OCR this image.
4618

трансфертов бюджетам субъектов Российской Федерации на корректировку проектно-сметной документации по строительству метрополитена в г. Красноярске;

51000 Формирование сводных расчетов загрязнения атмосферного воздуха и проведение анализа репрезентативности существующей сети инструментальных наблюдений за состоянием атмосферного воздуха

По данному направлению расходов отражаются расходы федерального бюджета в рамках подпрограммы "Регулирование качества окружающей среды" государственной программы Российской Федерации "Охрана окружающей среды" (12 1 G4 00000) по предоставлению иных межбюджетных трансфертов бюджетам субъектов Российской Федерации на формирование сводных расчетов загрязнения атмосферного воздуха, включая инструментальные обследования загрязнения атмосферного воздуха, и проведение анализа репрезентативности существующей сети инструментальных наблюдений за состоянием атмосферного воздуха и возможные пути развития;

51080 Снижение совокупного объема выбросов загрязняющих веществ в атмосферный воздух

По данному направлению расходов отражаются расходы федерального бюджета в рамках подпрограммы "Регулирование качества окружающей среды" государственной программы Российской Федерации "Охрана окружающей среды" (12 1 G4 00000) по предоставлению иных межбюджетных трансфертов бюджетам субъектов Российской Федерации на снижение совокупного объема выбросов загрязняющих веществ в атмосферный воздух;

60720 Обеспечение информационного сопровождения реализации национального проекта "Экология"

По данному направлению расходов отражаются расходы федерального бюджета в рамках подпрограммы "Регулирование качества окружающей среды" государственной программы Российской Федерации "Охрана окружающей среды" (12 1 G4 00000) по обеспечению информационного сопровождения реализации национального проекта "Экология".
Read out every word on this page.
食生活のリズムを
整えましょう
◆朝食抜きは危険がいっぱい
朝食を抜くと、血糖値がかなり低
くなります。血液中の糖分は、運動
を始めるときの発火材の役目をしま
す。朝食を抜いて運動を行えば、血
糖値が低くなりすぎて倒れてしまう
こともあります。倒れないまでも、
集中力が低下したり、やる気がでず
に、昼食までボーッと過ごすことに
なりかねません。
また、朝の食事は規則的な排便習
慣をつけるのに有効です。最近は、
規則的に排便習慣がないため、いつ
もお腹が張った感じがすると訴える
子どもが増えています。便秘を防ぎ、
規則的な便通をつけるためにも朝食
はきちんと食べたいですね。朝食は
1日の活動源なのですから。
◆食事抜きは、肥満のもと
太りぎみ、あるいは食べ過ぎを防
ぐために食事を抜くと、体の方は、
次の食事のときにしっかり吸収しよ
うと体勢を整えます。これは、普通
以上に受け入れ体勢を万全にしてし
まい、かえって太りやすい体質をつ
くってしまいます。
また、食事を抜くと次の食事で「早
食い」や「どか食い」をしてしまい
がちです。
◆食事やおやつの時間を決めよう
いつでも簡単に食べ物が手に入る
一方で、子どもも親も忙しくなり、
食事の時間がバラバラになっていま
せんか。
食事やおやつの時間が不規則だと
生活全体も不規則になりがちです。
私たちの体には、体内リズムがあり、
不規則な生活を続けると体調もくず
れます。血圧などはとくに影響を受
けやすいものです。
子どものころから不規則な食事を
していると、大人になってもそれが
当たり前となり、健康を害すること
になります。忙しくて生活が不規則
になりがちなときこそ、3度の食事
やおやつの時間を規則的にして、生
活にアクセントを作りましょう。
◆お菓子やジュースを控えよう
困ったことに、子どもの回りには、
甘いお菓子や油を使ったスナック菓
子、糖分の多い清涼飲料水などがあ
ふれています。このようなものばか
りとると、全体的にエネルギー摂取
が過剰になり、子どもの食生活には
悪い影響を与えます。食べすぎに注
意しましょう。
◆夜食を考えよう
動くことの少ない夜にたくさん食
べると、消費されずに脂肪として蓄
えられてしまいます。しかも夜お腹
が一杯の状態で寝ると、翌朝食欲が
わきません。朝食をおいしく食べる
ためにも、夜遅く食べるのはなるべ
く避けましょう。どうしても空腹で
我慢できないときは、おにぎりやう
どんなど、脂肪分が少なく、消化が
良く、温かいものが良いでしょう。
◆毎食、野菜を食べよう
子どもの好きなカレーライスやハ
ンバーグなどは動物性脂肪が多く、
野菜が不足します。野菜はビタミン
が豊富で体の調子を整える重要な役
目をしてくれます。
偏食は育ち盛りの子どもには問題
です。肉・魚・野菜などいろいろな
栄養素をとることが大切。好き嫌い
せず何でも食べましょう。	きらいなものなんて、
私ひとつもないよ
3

━━━

▶ _What you need to do_
Return a copy of every line that includes the word "this".

▶ _Worked answer_
OCR this image.
Read out every word on this page.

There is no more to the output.